Write out each entry, exactly the way it appears.
****************************************
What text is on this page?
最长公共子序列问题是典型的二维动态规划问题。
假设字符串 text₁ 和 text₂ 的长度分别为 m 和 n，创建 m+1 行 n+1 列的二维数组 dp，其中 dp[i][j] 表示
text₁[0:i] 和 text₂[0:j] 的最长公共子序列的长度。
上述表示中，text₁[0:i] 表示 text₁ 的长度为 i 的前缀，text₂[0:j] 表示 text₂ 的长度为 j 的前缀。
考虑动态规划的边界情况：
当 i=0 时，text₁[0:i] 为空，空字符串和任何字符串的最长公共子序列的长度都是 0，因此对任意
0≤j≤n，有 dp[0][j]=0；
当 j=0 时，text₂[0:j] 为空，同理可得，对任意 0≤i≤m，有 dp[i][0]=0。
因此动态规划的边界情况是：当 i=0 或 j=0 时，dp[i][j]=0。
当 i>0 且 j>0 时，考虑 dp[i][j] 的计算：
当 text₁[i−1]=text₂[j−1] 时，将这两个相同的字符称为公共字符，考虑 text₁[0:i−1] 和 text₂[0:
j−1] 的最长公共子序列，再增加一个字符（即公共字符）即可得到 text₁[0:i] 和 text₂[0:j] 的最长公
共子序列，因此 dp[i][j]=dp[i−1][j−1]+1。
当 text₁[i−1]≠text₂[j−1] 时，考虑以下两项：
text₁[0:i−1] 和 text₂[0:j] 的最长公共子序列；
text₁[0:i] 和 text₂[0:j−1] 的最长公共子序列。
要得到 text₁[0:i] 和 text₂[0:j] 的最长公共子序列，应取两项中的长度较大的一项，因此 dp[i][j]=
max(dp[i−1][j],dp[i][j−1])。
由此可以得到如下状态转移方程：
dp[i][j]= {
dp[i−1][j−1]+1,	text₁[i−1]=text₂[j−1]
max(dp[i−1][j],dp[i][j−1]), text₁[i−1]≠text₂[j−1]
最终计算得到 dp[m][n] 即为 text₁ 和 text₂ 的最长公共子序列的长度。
****************************************
WORKED SOLUTION
What text is on this page?
最长公共子序列问题是典型的二维动态规划问题。
假设字符串 text₁ 和 text₂ 的长度分别为 m 和 n，创建 m+1 行 n+1 列的二维数组 dp，其中 dp[i][j] 表示
text₁[0:i] 和 text₂[0:j] 的最长公共子序列的长度。
上述表示中，text₁[0:i] 表示 text₁ 的长度为 i 的前缀，text₂[0:j] 表示 text₂ 的长度为 j 的前缀。
考虑动态规划的边界情况：
当 i=0 时，text₁[0:i] 为空，空字符串和任何字符串的最长公共子序列的长度都是 0，因此对任意
0≤j≤n，有 dp[0][j]=0；
当 j=0 时，text₂[0:j] 为空，同理可得，对任意 0≤i≤m，有 dp[i][0]=0。
因此动态规划的边界情况是：当 i=0 或 j=0 时，dp[i][j]=0。
当 i>0 且 j>0 时，考虑 dp[i][j] 的计算：
当 text₁[i−1]=text₂[j−1] 时，将这两个相同的字符称为公共字符，考虑 text₁[0:i−1] 和 text₂[0:
j−1] 的最长公共子序列，再增加一个字符（即公共字符）即可得到 text₁[0:i] 和 text₂[0:j] 的最长公
共子序列，因此 dp[i][j]=dp[i−1][j−1]+1。
当 text₁[i−1]≠text₂[j−1] 时，考虑以下两项：
text₁[0:i−1] 和 text₂[0:j] 的最长公共子序列；
text₁[0:i] 和 text₂[0:j−1] 的最长公共子序列。
要得到 text₁[0:i] 和 text₂[0:j] 的最长公共子序列，应取两项中的长度较大的一项，因此 dp[i][j]=
max(dp[i−1][j],dp[i][j−1])。
由此可以得到如下状态转移方程：
dp[i][j]= {
dp[i−1][j−1]+1,	text₁[i−1]=text₂[j−1]
max(dp[i−1][j],dp[i][j−1]), text₁[i−1]≠text₂[j−1]
最终计算得到 dp[m][n] 即为 text₁ 和 text₂ 的最长公共子序列的长度。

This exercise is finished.